* [Requirement] Every entry below must appear again, exactly as written.

==========

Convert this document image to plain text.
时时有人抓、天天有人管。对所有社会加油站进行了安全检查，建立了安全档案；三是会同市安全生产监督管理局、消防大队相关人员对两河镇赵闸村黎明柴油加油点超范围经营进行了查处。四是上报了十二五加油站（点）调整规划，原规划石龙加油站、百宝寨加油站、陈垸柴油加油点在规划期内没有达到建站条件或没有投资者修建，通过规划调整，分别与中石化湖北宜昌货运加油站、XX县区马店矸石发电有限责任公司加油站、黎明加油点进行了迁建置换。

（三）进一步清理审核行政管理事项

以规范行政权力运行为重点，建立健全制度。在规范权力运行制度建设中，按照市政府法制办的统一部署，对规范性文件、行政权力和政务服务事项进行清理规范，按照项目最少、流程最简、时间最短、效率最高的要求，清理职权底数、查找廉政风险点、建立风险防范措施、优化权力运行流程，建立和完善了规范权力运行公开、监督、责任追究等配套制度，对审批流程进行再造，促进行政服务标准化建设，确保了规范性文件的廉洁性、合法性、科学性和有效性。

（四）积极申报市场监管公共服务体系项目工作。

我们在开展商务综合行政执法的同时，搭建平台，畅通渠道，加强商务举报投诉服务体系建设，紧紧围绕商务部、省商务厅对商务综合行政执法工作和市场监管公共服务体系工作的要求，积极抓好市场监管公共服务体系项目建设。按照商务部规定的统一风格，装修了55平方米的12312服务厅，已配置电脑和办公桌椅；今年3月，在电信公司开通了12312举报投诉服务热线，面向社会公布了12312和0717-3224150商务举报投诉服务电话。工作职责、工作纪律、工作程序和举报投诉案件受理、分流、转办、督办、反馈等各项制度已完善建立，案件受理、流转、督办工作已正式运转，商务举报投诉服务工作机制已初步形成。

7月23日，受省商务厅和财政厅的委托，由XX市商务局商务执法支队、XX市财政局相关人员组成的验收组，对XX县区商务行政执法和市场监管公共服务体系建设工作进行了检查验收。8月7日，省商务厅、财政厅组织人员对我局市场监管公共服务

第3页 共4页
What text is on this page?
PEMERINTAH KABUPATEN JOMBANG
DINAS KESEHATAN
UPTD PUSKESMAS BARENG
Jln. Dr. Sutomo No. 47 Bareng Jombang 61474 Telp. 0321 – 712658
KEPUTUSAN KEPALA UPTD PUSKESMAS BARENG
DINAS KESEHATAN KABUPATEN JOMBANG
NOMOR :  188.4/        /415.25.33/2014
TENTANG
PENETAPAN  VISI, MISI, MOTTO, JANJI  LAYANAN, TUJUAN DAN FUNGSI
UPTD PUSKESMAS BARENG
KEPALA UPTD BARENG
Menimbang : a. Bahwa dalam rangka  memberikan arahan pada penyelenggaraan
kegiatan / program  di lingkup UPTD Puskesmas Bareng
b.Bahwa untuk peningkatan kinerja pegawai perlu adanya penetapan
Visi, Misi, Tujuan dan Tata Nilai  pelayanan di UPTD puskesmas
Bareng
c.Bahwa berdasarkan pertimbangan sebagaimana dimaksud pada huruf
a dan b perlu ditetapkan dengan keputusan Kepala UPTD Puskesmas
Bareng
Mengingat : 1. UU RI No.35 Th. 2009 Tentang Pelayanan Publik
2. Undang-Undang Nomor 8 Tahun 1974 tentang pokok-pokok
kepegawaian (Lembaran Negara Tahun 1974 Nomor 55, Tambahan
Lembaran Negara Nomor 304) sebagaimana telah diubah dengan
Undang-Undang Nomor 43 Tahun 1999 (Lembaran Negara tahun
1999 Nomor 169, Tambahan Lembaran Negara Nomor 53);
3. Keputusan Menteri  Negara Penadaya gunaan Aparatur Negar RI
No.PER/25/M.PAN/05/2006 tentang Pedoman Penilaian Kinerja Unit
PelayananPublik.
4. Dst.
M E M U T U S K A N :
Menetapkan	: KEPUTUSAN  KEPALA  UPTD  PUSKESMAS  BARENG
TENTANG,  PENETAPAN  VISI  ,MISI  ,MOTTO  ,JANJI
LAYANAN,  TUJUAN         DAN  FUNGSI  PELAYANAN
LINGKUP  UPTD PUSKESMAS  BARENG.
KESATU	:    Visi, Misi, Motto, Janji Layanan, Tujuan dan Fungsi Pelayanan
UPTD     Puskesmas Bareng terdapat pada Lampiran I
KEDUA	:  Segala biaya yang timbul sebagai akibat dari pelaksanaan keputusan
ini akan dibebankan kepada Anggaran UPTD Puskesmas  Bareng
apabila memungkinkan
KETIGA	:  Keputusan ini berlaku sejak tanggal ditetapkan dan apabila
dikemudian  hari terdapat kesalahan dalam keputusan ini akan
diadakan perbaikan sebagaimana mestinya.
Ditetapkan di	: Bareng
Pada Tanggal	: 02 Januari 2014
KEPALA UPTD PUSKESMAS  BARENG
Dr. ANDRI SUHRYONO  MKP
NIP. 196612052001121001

==========

* [Response for this exercise]
Convert this document image to plain text.
时时有人抓、天天有人管。对所有社会加油站进行了安全检查，建立了安全档案；三是会同市安全生产监督管理局、消防大队相关人员对两河镇赵闸村黎明柴油加油点超范围经营进行了查处。四是上报了十二五加油站（点）调整规划，原规划石龙加油站、百宝寨加油站、陈垸柴油加油点在规划期内没有达到建站条件或没有投资者修建，通过规划调整，分别与中石化湖北宜昌货运加油站、XX县区马店矸石发电有限责任公司加油站、黎明加油点进行了迁建置换。

（三）进一步清理审核行政管理事项

以规范行政权力运行为重点，建立健全制度。在规范权力运行制度建设中，按照市政府法制办的统一部署，对规范性文件、行政权力和政务服务事项进行清理规范，按照项目最少、流程最简、时间最短、效率最高的要求，清理职权底数、查找廉政风险点、建立风险防范措施、优化权力运行流程，建立和完善了规范权力运行公开、监督、责任追究等配套制度，对审批流程进行再造，促进行政服务标准化建设，确保了规范性文件的廉洁性、合法性、科学性和有效性。

（四）积极申报市场监管公共服务体系项目工作。

我们在开展商务综合行政执法的同时，搭建平台，畅通渠道，加强商务举报投诉服务体系建设，紧紧围绕商务部、省商务厅对商务综合行政执法工作和市场监管公共服务体系工作的要求，积极抓好市场监管公共服务体系项目建设。按照商务部规定的统一风格，装修了55平方米的12312服务厅，已配置电脑和办公桌椅；今年3月，在电信公司开通了12312举报投诉服务热线，面向社会公布了12312和0717-3224150商务举报投诉服务电话。工作职责、工作纪律、工作程序和举报投诉案件受理、分流、转办、督办、反馈等各项制度已完善建立，案件受理、流转、督办工作已正式运转，商务举报投诉服务工作机制已初步形成。

7月23日，受省商务厅和财政厅的委托，由XX市商务局商务执法支队、XX市财政局相关人员组成的验收组，对XX县区商务行政执法和市场监管公共服务体系建设工作进行了检查验收。8月7日，省商务厅、财政厅组织人员对我局市场监管公共服务

第3页 共4页
What text is on this page?
PEMERINTAH KABUPATEN JOMBANG
DINAS KESEHATAN
UPTD PUSKESMAS BARENG
Jln. Dr. Sutomo No. 47 Bareng Jombang 61474 Telp. 0321 – 712658
KEPUTUSAN KEPALA UPTD PUSKESMAS BARENG
DINAS KESEHATAN KABUPATEN JOMBANG
NOMOR :  188.4/        /415.25.33/2014
TENTANG
PENETAPAN  VISI, MISI, MOTTO, JANJI  LAYANAN, TUJUAN DAN FUNGSI
UPTD PUSKESMAS BARENG
KEPALA UPTD BARENG
Menimbang : a. Bahwa dalam rangka  memberikan arahan pada penyelenggaraan
kegiatan / program  di lingkup UPTD Puskesmas Bareng
b.Bahwa untuk peningkatan kinerja pegawai perlu adanya penetapan
Visi, Misi, Tujuan dan Tata Nilai  pelayanan di UPTD puskesmas
Bareng
c.Bahwa berdasarkan pertimbangan sebagaimana dimaksud pada huruf
a dan b perlu ditetapkan dengan keputusan Kepala UPTD Puskesmas
Bareng
Mengingat : 1. UU RI No.35 Th. 2009 Tentang Pelayanan Publik
2. Undang-Undang Nomor 8 Tahun 1974 tentang pokok-pokok
kepegawaian (Lembaran Negara Tahun 1974 Nomor 55, Tambahan
Lembaran Negara Nomor 304) sebagaimana telah diubah dengan
Undang-Undang Nomor 43 Tahun 1999 (Lembaran Negara tahun
1999 Nomor 169, Tambahan Lembaran Negara Nomor 53);
3. Keputusan Menteri  Negara Penadaya gunaan Aparatur Negar RI
No.PER/25/M.PAN/05/2006 tentang Pedoman Penilaian Kinerja Unit
PelayananPublik.
4. Dst.
M E M U T U S K A N :
Menetapkan	: KEPUTUSAN  KEPALA  UPTD  PUSKESMAS  BARENG
TENTANG,  PENETAPAN  VISI  ,MISI  ,MOTTO  ,JANJI
LAYANAN,  TUJUAN         DAN  FUNGSI  PELAYANAN
LINGKUP  UPTD PUSKESMAS  BARENG.
KESATU	:    Visi, Misi, Motto, Janji Layanan, Tujuan dan Fungsi Pelayanan
UPTD     Puskesmas Bareng terdapat pada Lampiran I
KEDUA	:  Segala biaya yang timbul sebagai akibat dari pelaksanaan keputusan
ini akan dibebankan kepada Anggaran UPTD Puskesmas  Bareng
apabila memungkinkan
KETIGA	:  Keputusan ini berlaku sejak tanggal ditetapkan dan apabila
dikemudian  hari terdapat kesalahan dalam keputusan ini akan
diadakan perbaikan sebagaimana mestinya.
Ditetapkan di	: Bareng
Pada Tanggal	: 02 Januari 2014
KEPALA UPTD PUSKESMAS  BARENG
Dr. ANDRI SUHRYONO  MKP
NIP. 196612052001121001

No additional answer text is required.